» **EXTRACTED MATERIAL**:

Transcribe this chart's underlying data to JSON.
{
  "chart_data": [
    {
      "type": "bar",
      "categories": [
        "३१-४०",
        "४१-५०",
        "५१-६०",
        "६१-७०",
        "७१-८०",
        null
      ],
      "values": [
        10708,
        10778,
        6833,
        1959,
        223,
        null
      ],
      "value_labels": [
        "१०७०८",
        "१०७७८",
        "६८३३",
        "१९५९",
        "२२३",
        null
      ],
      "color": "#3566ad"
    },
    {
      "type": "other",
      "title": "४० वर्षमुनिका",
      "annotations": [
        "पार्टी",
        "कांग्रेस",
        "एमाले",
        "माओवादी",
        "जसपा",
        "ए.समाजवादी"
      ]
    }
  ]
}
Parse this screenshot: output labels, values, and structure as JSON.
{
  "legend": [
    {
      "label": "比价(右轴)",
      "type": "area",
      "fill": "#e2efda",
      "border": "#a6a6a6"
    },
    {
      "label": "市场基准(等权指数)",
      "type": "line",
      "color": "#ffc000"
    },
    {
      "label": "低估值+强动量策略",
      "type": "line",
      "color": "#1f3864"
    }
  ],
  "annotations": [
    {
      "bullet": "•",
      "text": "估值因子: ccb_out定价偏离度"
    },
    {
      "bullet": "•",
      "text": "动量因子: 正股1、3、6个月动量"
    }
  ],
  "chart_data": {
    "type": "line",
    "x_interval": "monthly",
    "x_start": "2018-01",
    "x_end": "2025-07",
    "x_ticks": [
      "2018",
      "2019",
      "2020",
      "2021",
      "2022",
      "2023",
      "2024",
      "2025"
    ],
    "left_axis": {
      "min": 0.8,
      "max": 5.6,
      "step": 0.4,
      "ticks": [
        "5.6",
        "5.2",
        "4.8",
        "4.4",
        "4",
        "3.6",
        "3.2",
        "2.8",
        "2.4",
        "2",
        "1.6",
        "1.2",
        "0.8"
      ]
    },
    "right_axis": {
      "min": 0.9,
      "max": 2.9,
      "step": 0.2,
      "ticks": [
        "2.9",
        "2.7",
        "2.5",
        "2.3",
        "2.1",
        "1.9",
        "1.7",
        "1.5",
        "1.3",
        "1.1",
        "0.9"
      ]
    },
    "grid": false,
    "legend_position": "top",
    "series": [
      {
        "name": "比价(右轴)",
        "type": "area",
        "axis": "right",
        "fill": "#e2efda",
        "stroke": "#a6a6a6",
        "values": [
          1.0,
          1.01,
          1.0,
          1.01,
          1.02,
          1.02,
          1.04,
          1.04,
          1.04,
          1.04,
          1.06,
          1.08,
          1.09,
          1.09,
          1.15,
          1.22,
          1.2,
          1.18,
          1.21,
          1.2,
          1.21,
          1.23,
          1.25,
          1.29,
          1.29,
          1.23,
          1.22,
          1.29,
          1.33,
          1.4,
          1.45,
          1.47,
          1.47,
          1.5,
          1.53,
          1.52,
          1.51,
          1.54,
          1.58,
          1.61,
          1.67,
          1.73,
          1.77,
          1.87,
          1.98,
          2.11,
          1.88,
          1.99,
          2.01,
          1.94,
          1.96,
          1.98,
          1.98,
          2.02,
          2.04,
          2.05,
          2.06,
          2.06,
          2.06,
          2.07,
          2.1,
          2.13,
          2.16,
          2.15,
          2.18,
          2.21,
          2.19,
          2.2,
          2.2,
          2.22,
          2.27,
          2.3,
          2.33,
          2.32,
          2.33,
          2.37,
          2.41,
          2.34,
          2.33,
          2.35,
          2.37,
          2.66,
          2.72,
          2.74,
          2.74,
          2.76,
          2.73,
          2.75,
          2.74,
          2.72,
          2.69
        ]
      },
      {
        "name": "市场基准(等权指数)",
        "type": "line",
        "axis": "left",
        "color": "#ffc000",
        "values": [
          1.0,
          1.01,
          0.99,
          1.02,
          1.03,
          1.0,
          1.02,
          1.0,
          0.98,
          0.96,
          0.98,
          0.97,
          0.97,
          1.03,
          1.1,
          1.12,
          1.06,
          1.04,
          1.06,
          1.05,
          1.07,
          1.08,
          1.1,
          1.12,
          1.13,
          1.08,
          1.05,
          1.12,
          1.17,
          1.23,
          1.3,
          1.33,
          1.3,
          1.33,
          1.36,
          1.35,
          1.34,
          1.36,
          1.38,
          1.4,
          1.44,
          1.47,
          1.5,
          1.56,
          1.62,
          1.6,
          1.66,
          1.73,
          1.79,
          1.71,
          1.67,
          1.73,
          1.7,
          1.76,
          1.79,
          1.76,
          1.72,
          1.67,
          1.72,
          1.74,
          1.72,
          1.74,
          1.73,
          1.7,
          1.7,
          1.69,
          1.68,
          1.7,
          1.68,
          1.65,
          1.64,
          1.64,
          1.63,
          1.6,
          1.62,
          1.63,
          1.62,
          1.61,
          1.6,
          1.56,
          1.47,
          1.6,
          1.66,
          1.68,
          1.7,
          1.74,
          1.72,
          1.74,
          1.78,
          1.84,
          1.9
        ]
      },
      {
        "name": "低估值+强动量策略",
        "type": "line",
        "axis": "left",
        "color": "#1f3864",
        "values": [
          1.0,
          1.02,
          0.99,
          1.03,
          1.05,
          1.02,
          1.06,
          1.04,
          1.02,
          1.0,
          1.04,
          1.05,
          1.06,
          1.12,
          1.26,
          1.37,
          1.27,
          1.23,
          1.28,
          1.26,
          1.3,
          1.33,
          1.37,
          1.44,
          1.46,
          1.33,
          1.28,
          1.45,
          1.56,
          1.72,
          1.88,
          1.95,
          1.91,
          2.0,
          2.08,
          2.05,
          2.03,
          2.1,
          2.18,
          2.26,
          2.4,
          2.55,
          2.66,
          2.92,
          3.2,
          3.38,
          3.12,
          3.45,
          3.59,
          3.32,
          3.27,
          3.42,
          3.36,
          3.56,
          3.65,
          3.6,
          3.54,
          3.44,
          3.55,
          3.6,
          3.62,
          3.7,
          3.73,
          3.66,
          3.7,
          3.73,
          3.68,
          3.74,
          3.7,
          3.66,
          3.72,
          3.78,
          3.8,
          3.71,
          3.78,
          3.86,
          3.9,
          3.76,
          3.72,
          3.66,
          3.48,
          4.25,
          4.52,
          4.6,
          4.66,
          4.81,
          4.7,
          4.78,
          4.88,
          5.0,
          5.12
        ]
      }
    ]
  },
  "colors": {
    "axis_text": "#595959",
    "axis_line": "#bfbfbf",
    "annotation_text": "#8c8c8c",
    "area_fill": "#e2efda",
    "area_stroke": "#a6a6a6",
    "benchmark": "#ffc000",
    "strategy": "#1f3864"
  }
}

» **WHAT TO WORK ON**: Take the entries above and transcribe them exactly.

» **EXERCISE RESPONSE**:
Transcribe this chart's underlying data to JSON.
{
  "chart_data": [
    {
      "type": "bar",
      "categories": [
        "३१-४०",
        "४१-५०",
        "५१-६०",
        "६१-७०",
        "७१-८०",
        null
      ],
      "values": [
        10708,
        10778,
        6833,
        1959,
        223,
        null
      ],
      "value_labels": [
        "१०७०८",
        "१०७७८",
        "६८३३",
        "१९५९",
        "२२३",
        null
      ],
      "color": "#3566ad"
    },
    {
      "type": "other",
      "title": "४० वर्षमुनिका",
      "annotations": [
        "पार्टी",
        "कांग्रेस",
        "एमाले",
        "माओवादी",
        "जसपा",
        "ए.समाजवादी"
      ]
    }
  ]
}
Parse this screenshot: output labels, values, and structure as JSON.
{
  "legend": [
    {
      "label": "比价(右轴)",
      "type": "area",
      "fill": "#e2efda",
      "border": "#a6a6a6"
    },
    {
      "label": "市场基准(等权指数)",
      "type": "line",
      "color": "#ffc000"
    },
    {
      "label": "低估值+强动量策略",
      "type": "line",
      "color": "#1f3864"
    }
  ],
  "annotations": [
    {
      "bullet": "•",
      "text": "估值因子: ccb_out定价偏离度"
    },
    {
      "bullet": "•",
      "text": "动量因子: 正股1、3、6个月动量"
    }
  ],
  "chart_data": {
    "type": "line",
    "x_interval": "monthly",
    "x_start": "2018-01",
    "x_end": "2025-07",
    "x_ticks": [
      "2018",
      "2019",
      "2020",
      "2021",
      "2022",
      "2023",
      "2024",
      "2025"
    ],
    "left_axis": {
      "min": 0.8,
      "max": 5.6,
      "step": 0.4,
      "ticks": [
        "5.6",
        "5.2",
        "4.8",
        "4.4",
        "4",
        "3.6",
        "3.2",
        "2.8",
        "2.4",
        "2",
        "1.6",
        "1.2",
        "0.8"
      ]
    },
    "right_axis": {
      "min": 0.9,
      "max": 2.9,
      "step": 0.2,
      "ticks": [
        "2.9",
        "2.7",
        "2.5",
        "2.3",
        "2.1",
        "1.9",
        "1.7",
        "1.5",
        "1.3",
        "1.1",
        "0.9"
      ]
    },
    "grid": false,
    "legend_position": "top",
    "series": [
      {
        "name": "比价(右轴)",
        "type": "area",
        "axis": "right",
        "fill": "#e2efda",
        "stroke": "#a6a6a6",
        "values": [
          1.0,
          1.01,
          1.0,
          1.01,
          1.02,
          1.02,
          1.04,
          1.04,
          1.04,
          1.04,
          1.06,
          1.08,
          1.09,
          1.09,
          1.15,
          1.22,
          1.2,
          1.18,
          1.21,
          1.2,
          1.21,
          1.23,
          1.25,
          1.29,
          1.29,
          1.23,
          1.22,
          1.29,
          1.33,
          1.4,
          1.45,
          1.47,
          1.47,
          1.5,
          1.53,
          1.52,
          1.51,
          1.54,
          1.58,
          1.61,
          1.67,
          1.73,
          1.77,
          1.87,
          1.98,
          2.11,
          1.88,
          1.99,
          2.01,
          1.94,
          1.96,
          1.98,
          1.98,
          2.02,
          2.04,
          2.05,
          2.06,
          2.06,
          2.06,
          2.07,
          2.1,
          2.13,
          2.16,
          2.15,
          2.18,
          2.21,
          2.19,
          2.2,
          2.2,
          2.22,
          2.27,
          2.3,
          2.33,
          2.32,
          2.33,
          2.37,
          2.41,
          2.34,
          2.33,
          2.35,
          2.37,
          2.66,
          2.72,
          2.74,
          2.74,
          2.76,
          2.73,
          2.75,
          2.74,
          2.72,
          2.69
        ]
      },
      {
        "name": "市场基准(等权指数)",
        "type": "line",
        "axis": "left",
        "color": "#ffc000",
        "values": [
          1.0,
          1.01,
          0.99,
          1.02,
          1.03,
          1.0,
          1.02,
          1.0,
          0.98,
          0.96,
          0.98,
          0.97,
          0.97,
          1.03,
          1.1,
          1.12,
          1.06,
          1.04,
          1.06,
          1.05,
          1.07,
          1.08,
          1.1,
          1.12,
          1.13,
          1.08,
          1.05,
          1.12,
          1.17,
          1.23,
          1.3,
          1.33,
          1.3,
          1.33,
          1.36,
          1.35,
          1.34,
          1.36,
          1.38,
          1.4,
          1.44,
          1.47,
          1.5,
          1.56,
          1.62,
          1.6,
          1.66,
          1.73,
          1.79,
          1.71,
          1.67,
          1.73,
          1.7,
          1.76,
          1.79,
          1.76,
          1.72,
          1.67,
          1.72,
          1.74,
          1.72,
          1.74,
          1.73,
          1.7,
          1.7,
          1.69,
          1.68,
          1.7,
          1.68,
          1.65,
          1.64,
          1.64,
          1.63,
          1.6,
          1.62,
          1.63,
          1.62,
          1.61,
          1.6,
          1.56,
          1.47,
          1.6,
          1.66,
          1.68,
          1.7,
          1.74,
          1.72,
          1.74,
          1.78,
          1.84,
          1.9
        ]
      },
      {
        "name": "低估值+强动量策略",
        "type": "line",
        "axis": "left",
        "color": "#1f3864",
        "values": [
          1.0,
          1.02,
          0.99,
          1.03,
          1.05,
          1.02,
          1.06,
          1.04,
          1.02,
          1.0,
          1.04,
          1.05,
          1.06,
          1.12,
          1.26,
          1.37,
          1.27,
          1.23,
          1.28,
          1.26,
          1.3,
          1.33,
          1.37,
          1.44,
          1.46,
          1.33,
          1.28,
          1.45,
          1.56,
          1.72,
          1.88,
          1.95,
          1.91,
          2.0,
          2.08,
          2.05,
          2.03,
          2.1,
          2.18,
          2.26,
          2.4,
          2.55,
          2.66,
          2.92,
          3.2,
          3.38,
          3.12,
          3.45,
          3.59,
          3.32,
          3.27,
          3.42,
          3.36,
          3.56,
          3.65,
          3.6,
          3.54,
          3.44,
          3.55,
          3.6,
          3.62,
          3.7,
          3.73,
          3.66,
          3.7,
          3.73,
          3.68,
          3.74,
          3.7,
          3.66,
          3.72,
          3.78,
          3.8,
          3.71,
          3.78,
          3.86,
          3.9,
          3.76,
          3.72,
          3.66,
          3.48,
          4.25,
          4.52,
          4.6,
          4.66,
          4.81,
          4.7,
          4.78,
          4.88,
          5.0,
          5.12
        ]
      }
    ]
  },
  "colors": {
    "axis_text": "#595959",
    "axis_line": "#bfbfbf",
    "annotation_text": "#8c8c8c",
    "area_fill": "#e2efda",
    "area_stroke": "#a6a6a6",
    "benchmark": "#ffc000",
    "strategy": "#1f3864"
  }
}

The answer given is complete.